_READING TEXT_
>>>>

Fundamentally, the market clearing price is determined through the intersection of a demand curve and a supply curve.

Figure B-1 PJM Demand and Supply Curves

Figure B-1

Source: Adapted from The Evolution of Demand Response in the PJM Wholesale Market, PJM 2014

The Demand Curve – the downward-sloping demand curve, referred to by PJM as the Variable Resource Requirement (VRR), is developed for the PJM region and also for the locational delivery areas (LDAs). This curve is plotted on a graph with dollars per MW-day on the vertical axis and MW of capacity (or percentage of reliability requirement) on the horizontal axis.

The Supply Curve – the supply curve is obtained by PJM through the capacity bids offered by the capacity owners. Eligible capacity includes existing and new capacity, demand-side resources (e.g., load response), and qualified transmission upgrades. The capacity offers from the auction are stacked (lowest cost to highest cost), resulting in an upward-sloping supply curve. The auction clearing price is determined by the intersection of the VRR and the supply curve (the auction bids).

<<<<

_SOURCE DATA_
>>>>

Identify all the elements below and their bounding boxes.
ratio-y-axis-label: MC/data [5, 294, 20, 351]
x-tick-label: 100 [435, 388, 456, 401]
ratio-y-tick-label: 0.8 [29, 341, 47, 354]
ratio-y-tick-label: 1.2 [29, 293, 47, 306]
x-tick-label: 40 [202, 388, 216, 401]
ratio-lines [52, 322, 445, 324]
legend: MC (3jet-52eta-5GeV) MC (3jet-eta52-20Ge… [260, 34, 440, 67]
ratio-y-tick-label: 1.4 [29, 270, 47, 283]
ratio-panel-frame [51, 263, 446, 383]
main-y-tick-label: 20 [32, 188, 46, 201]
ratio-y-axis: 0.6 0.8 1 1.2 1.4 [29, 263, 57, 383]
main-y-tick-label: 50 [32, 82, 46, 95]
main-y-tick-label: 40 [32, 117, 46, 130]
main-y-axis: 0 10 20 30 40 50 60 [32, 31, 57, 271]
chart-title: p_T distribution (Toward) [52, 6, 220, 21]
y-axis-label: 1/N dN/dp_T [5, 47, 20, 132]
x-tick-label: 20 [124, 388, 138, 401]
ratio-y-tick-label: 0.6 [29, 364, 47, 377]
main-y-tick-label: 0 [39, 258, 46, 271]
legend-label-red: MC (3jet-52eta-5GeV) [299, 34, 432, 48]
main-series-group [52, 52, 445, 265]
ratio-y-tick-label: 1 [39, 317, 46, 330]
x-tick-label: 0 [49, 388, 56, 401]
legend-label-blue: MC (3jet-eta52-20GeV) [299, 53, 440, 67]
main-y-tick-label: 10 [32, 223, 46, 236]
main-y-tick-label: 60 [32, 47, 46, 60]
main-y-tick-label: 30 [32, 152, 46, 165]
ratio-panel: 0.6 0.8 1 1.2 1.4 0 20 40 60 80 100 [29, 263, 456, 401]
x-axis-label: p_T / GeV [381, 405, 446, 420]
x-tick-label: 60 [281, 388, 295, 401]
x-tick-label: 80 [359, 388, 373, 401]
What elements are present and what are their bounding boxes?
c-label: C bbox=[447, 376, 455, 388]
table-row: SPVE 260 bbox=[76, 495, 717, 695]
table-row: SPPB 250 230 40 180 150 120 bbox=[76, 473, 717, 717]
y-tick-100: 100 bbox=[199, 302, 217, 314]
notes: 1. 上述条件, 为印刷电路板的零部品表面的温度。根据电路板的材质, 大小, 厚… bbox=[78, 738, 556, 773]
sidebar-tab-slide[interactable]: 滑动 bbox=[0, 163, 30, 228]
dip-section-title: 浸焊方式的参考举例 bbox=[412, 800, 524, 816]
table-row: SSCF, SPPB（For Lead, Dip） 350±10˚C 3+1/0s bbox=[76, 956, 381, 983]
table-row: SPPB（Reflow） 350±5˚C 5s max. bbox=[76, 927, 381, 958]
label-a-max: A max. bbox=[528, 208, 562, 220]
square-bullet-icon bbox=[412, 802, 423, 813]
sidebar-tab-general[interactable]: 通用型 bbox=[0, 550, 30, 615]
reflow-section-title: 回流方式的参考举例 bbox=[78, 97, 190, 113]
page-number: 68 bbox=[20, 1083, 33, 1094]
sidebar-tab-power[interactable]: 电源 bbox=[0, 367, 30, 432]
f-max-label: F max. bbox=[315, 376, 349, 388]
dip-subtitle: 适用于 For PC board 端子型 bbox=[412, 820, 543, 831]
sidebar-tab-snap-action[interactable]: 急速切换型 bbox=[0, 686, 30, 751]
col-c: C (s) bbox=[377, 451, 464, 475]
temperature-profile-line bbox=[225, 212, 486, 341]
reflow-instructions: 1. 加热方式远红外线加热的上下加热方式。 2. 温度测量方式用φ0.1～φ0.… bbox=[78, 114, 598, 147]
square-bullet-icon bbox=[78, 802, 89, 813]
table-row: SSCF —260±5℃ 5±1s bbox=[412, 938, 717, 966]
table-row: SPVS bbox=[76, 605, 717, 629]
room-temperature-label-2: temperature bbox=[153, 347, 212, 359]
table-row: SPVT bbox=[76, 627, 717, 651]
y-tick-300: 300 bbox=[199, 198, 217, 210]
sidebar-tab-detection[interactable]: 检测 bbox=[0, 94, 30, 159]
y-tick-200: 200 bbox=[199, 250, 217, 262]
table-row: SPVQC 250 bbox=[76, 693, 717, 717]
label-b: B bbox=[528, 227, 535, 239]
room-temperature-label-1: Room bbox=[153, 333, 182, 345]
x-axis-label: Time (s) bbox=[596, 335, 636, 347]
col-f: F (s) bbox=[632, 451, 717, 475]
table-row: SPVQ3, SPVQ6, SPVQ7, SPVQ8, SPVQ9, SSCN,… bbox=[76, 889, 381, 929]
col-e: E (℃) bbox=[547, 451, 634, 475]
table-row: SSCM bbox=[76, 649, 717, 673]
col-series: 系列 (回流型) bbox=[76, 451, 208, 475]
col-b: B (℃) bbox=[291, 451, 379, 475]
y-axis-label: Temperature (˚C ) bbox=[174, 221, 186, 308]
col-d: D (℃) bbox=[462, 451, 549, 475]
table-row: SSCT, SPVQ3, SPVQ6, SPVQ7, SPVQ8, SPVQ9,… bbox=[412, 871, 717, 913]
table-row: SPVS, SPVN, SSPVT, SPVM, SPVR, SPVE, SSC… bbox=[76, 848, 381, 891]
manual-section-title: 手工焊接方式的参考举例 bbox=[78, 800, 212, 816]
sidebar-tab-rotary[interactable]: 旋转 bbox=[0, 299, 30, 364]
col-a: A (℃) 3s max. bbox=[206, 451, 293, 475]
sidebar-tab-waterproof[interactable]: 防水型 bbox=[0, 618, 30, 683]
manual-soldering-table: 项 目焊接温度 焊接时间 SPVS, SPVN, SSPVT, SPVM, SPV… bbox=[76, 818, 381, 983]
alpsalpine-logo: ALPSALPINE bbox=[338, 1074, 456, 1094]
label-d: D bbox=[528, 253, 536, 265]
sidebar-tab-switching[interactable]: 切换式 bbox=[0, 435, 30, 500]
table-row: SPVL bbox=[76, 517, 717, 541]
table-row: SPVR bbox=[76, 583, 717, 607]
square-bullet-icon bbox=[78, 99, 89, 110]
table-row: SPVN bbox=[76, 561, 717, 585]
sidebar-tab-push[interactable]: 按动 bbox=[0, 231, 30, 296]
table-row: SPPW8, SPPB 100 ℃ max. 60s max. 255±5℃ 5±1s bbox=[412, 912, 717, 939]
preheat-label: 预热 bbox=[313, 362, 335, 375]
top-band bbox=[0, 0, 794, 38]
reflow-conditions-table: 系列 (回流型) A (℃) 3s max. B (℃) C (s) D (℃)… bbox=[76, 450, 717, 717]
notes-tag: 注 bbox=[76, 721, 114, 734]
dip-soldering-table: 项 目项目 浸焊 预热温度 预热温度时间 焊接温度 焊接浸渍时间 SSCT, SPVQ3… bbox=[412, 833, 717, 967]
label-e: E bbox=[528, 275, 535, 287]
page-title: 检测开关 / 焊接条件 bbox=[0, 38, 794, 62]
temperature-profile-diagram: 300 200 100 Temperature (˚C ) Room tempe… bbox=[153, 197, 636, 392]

<<<<

_REQUIRED TASKS_
a) List every kind of capacity that the passage on PJM demand and supply curves names as eligible.
b) Write out the stretch of the passage on PJM demand and supply curves from "The Demand Curve" through "the horizontal axis.".

_SOLUTIONS IN ORDER_
a)
- Existing capacity
- New capacity
- Demand-side resources (e.g., load response)
- Qualified transmission upgrades

b)
The Demand Curve – the downward-sloping demand curve, referred to by PJM as the Variable Resource Requirement (VRR), is developed for the PJM region and also for the locational delivery areas (LDAs). This curve is plotted on a graph with dollars per MW-day on the vertical axis and MW of capacity (or percentage of reliability requirement) on the horizontal axis.